▶ _EXERCISE_
Extract the text of every entry below exactly; leave images out.

▶ _DATA EXCERPTS_

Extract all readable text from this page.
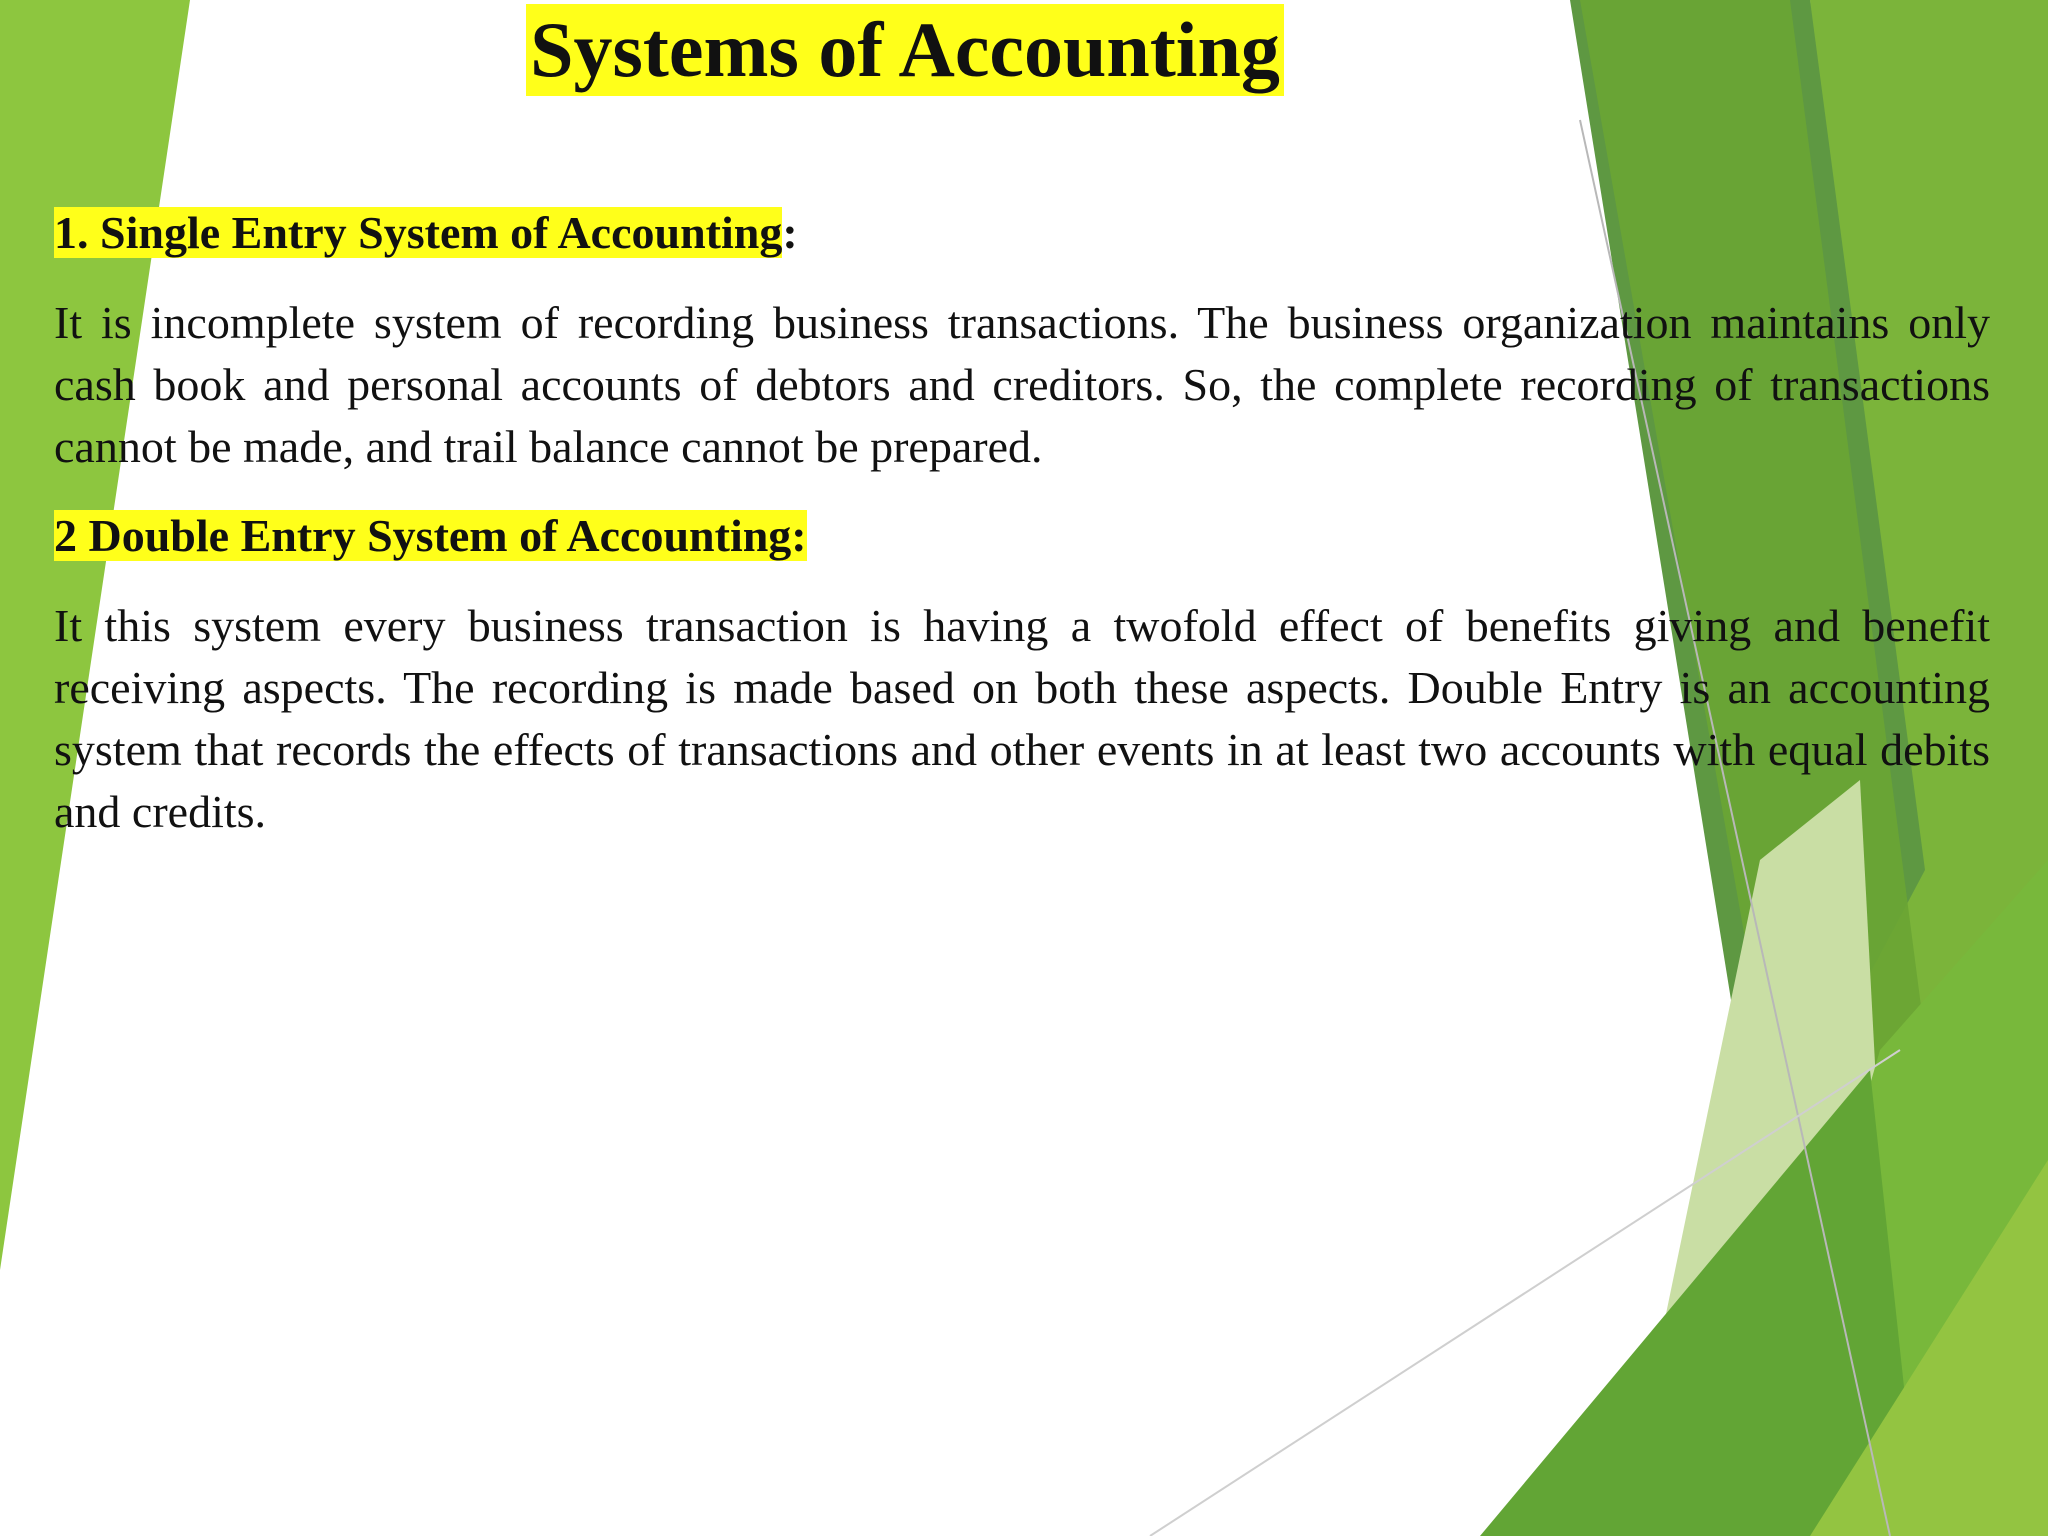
Systems of Accounting
1. Single Entry System of Accounting:
It is incomplete system of recording business transactions. The business organization maintains only cash book and personal accounts of debtors and creditors. So, the complete recording of transactions cannot be made, and trail balance cannot be prepared.
2 Double Entry System of Accounting:
It this system every business transaction is having a twofold effect of benefits giving and benefit receiving aspects. The recording is made based on both these aspects. Double Entry is an accounting system that records the effects of transactions and other events in at least two accounts with equal debits and credits.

▶ _RESPONSE TO THE TASK_
Extract all readable text from this page.
Systems of Accounting
1. Single Entry System of Accounting:
It is incomplete system of recording business transactions. The business organization maintains only cash book and personal accounts of debtors and creditors. So, the complete recording of transactions cannot be made, and trail balance cannot be prepared.
2 Double Entry System of Accounting:
It this system every business transaction is having a twofold effect of benefits giving and benefit receiving aspects. The recording is made based on both these aspects. Double Entry is an accounting system that records the effects of transactions and other events in at least two accounts with equal debits and credits.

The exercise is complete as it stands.